* _WHAT THE TASK ASKS_
Among the lines below, list those containing the string "date".
* * * * *
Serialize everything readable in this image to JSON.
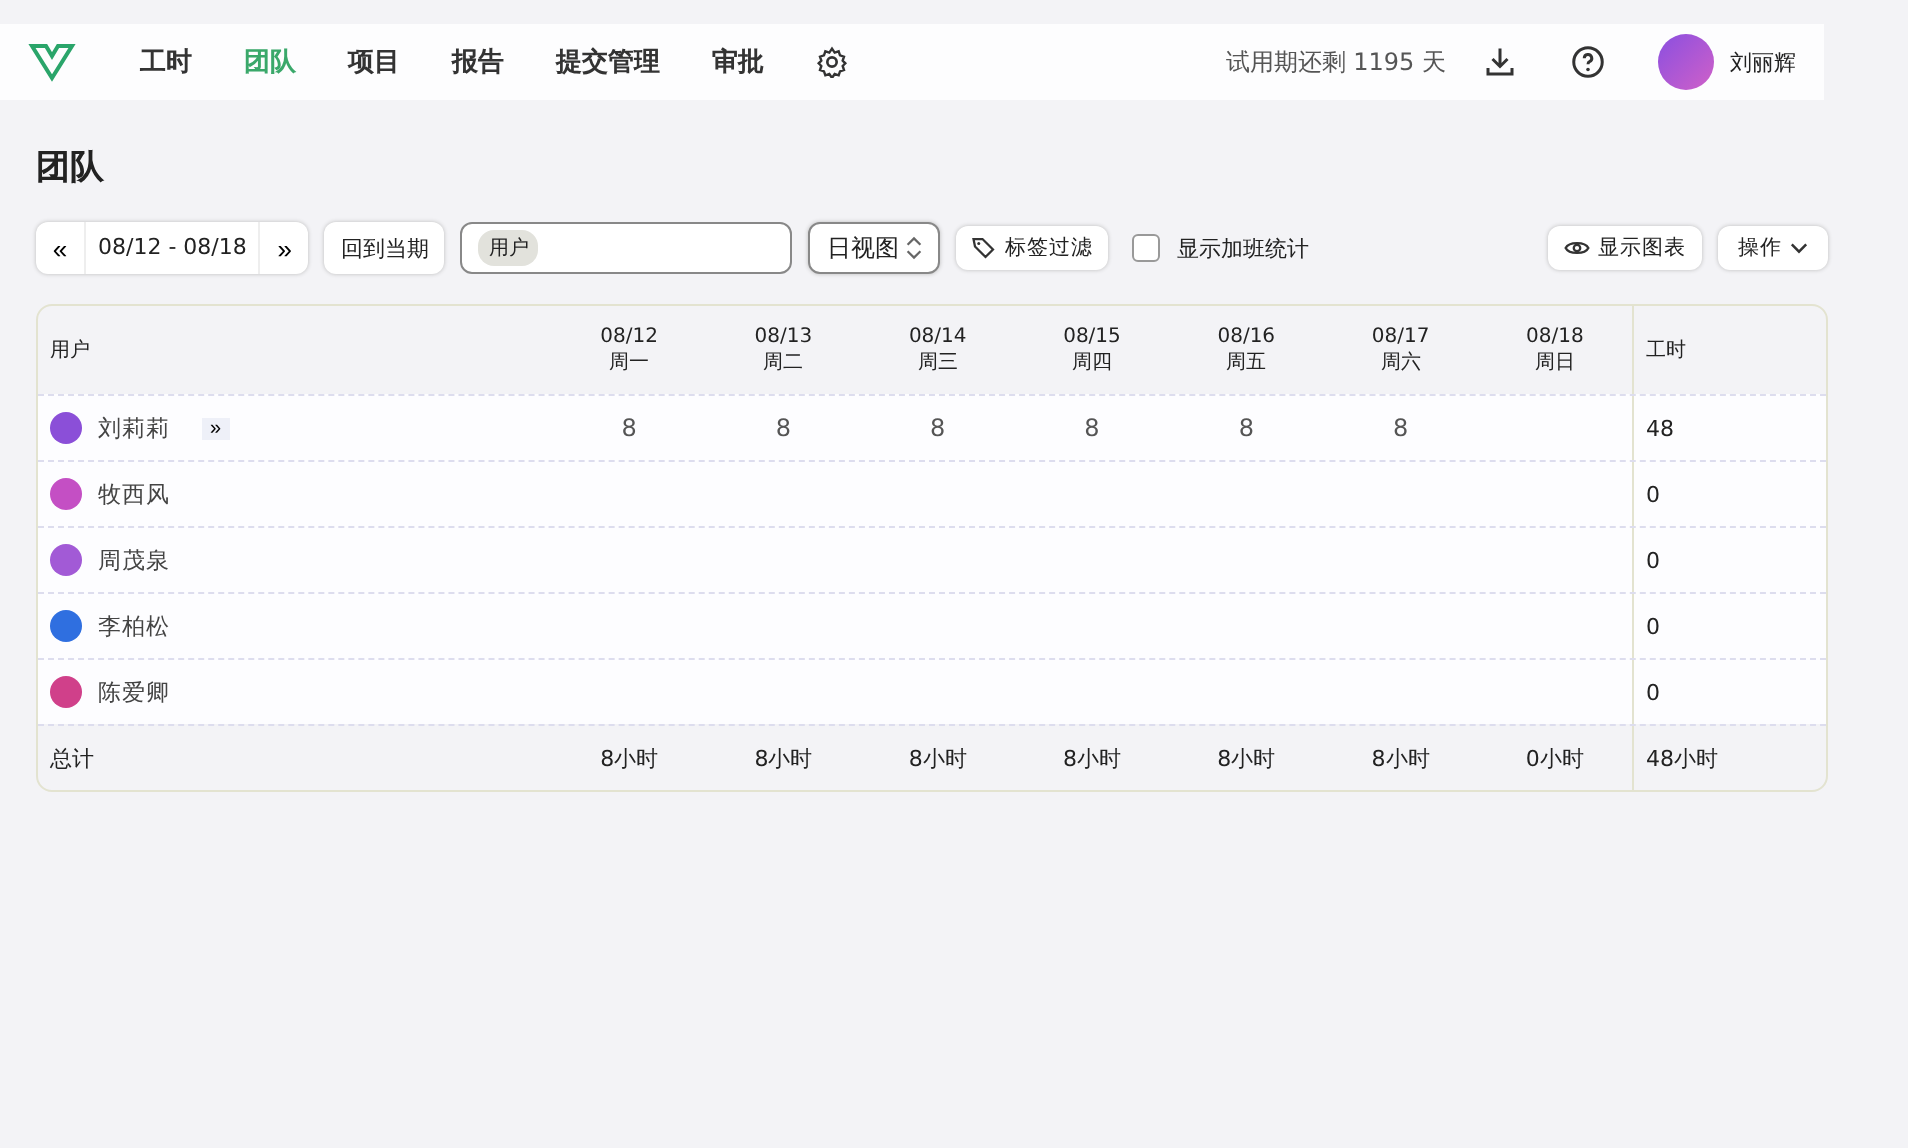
{
  "nav": {
    "items": [
      {
        "label": "工时",
        "selected": false
      },
      {
        "label": "团队",
        "selected": true
      },
      {
        "label": "项目",
        "selected": false
      },
      {
        "label": "报告",
        "selected": false
      },
      {
        "label": "提交管理",
        "selected": false
      },
      {
        "label": "审批",
        "selected": false
      }
    ],
    "trial": "试用期还剩 1195 天",
    "user": "刘丽辉"
  },
  "page_title": "团队",
  "toolbar": {
    "prev": "«",
    "range": "08/12 - 08/18",
    "next": "»",
    "current": "回到当期",
    "filter_chip": "用户",
    "view": "日视图",
    "tag_filter": "标签过滤",
    "overtime": {
      "label": "显示加班统计",
      "checked": false
    },
    "show_chart": "显示图表",
    "actions": "操作"
  },
  "table": {
    "user_header": "用户",
    "total_header": "工时",
    "days": [
      {
        "date": "08/12",
        "weekday": "周一"
      },
      {
        "date": "08/13",
        "weekday": "周二"
      },
      {
        "date": "08/14",
        "weekday": "周三"
      },
      {
        "date": "08/15",
        "weekday": "周四"
      },
      {
        "date": "08/16",
        "weekday": "周五"
      },
      {
        "date": "08/17",
        "weekday": "周六"
      },
      {
        "date": "08/18",
        "weekday": "周日"
      }
    ],
    "rows": [
      {
        "name": "刘莉莉",
        "expand": "»",
        "cells": [
          "8",
          "8",
          "8",
          "8",
          "8",
          "8",
          ""
        ],
        "total": "48",
        "color": "#8b4fd8"
      },
      {
        "name": "牧西风",
        "cells": [
          "",
          "",
          "",
          "",
          "",
          "",
          ""
        ],
        "total": "0",
        "color": "#c44fc4"
      },
      {
        "name": "周茂泉",
        "cells": [
          "",
          "",
          "",
          "",
          "",
          "",
          ""
        ],
        "total": "0",
        "color": "#a25ad6"
      },
      {
        "name": "李柏松",
        "cells": [
          "",
          "",
          "",
          "",
          "",
          "",
          ""
        ],
        "total": "0",
        "color": "#2f6fe0"
      },
      {
        "name": "陈爱卿",
        "cells": [
          "",
          "",
          "",
          "",
          "",
          "",
          ""
        ],
        "total": "0",
        "color": "#d0408a"
      }
    ],
    "footer": {
      "label": "总计",
      "cells": [
        "8小时",
        "8小时",
        "8小时",
        "8小时",
        "8小时",
        "8小时",
        "0小时"
      ],
      "total": "48小时"
    }
  }
}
* * * * *
* _ANSWER TO THE EXERCISE_
        "date": "08/12",
        "date": "08/13",
        "date": "08/14",
        "date": "08/15",
        "date": "08/16",
        "date": "08/17",
        "date": "08/18",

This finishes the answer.